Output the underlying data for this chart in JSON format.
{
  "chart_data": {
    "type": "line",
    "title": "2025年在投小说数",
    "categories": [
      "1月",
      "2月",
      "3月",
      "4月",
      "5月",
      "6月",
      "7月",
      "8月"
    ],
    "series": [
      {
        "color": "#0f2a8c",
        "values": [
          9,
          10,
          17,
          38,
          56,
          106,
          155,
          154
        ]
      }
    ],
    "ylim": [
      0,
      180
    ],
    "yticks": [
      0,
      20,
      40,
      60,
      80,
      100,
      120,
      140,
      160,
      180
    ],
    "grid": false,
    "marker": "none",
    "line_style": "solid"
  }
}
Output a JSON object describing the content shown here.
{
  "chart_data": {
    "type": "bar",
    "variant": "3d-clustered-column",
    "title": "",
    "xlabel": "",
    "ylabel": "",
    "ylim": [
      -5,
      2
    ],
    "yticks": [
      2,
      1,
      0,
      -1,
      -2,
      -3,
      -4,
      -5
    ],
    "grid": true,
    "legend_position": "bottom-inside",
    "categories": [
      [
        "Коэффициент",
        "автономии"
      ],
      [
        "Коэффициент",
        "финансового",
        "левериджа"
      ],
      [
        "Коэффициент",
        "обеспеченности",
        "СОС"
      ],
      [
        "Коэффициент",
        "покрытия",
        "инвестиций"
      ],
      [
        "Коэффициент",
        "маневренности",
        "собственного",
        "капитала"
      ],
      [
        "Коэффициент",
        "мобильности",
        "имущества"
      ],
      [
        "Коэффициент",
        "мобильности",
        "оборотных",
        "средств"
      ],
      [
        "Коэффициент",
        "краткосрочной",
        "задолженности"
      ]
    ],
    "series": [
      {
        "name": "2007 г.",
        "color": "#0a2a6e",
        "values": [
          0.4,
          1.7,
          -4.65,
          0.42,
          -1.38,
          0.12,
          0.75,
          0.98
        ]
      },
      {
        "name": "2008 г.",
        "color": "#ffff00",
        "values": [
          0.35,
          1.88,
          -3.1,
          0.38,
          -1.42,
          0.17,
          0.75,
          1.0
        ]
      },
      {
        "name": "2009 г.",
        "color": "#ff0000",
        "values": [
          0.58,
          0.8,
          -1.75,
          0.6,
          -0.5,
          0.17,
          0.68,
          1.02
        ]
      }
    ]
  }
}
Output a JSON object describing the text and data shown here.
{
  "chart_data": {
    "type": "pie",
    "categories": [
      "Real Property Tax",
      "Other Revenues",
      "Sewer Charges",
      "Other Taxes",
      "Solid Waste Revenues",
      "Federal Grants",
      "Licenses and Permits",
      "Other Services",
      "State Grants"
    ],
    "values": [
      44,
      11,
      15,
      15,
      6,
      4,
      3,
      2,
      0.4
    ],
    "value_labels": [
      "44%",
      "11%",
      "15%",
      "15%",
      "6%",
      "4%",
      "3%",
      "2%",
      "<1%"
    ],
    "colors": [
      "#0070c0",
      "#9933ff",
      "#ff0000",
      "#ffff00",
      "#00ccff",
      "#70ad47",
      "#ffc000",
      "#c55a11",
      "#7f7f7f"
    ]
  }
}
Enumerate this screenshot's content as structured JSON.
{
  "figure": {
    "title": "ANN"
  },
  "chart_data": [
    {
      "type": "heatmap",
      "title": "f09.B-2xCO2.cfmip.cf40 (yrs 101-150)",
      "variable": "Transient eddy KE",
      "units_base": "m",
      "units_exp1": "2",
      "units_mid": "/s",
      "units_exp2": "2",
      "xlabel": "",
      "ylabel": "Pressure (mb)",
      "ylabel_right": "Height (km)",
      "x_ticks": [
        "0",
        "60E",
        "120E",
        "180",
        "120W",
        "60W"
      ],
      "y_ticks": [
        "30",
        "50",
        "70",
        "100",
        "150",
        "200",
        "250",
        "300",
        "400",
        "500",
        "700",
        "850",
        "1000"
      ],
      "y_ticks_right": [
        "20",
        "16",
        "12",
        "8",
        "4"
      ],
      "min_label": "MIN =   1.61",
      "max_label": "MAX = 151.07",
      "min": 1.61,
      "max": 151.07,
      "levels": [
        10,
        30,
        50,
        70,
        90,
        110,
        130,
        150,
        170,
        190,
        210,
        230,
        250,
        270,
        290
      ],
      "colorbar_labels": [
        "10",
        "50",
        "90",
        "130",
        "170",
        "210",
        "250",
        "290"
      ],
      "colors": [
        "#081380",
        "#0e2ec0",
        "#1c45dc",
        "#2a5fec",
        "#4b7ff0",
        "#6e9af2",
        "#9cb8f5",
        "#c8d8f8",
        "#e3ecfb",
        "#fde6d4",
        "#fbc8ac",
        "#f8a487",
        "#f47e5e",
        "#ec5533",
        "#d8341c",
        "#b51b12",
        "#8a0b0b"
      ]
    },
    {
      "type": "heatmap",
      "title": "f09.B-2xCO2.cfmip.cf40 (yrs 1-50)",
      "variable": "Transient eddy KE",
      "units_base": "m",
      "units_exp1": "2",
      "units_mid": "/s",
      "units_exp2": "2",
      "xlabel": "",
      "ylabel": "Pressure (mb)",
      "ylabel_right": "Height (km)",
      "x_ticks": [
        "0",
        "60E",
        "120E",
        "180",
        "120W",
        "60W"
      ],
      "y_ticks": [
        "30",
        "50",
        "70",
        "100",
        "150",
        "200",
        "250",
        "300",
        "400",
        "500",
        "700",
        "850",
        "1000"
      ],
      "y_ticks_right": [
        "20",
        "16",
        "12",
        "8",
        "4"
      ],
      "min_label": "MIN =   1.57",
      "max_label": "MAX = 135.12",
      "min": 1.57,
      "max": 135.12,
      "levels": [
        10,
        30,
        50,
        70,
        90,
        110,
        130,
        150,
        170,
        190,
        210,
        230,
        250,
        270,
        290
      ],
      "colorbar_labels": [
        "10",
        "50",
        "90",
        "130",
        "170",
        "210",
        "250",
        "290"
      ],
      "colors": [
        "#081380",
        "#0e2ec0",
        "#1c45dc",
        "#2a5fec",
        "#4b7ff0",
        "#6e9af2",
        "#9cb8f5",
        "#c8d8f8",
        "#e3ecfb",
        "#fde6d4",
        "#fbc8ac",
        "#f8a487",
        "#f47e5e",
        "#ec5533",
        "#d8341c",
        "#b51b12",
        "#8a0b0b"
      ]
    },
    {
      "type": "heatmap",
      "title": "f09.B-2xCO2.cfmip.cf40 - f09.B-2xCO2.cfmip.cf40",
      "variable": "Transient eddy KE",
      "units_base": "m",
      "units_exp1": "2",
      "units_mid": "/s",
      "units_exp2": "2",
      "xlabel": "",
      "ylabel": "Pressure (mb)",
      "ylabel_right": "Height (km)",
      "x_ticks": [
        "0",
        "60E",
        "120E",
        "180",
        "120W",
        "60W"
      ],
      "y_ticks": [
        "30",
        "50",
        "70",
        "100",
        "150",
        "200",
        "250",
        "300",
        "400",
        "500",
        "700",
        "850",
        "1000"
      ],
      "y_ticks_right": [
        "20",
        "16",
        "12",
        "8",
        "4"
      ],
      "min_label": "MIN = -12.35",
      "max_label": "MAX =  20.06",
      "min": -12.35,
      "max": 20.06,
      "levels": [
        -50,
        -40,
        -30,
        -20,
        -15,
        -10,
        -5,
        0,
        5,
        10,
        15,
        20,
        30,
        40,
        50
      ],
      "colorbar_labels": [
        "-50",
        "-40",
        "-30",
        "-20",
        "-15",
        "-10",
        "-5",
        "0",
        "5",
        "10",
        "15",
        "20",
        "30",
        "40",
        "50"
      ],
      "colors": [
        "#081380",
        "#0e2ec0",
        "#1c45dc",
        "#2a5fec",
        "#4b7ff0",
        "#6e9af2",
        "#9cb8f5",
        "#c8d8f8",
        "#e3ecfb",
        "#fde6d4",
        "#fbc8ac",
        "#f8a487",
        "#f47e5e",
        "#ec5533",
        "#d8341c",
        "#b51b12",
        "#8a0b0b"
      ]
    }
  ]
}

PROBLEM DETAILS -
Search the preceding listing for the word "content" and pull out every line that holds it.

FINAL ANSWER -
Output a JSON object describing the content shown here.
Enumerate this screenshot's content as structured JSON.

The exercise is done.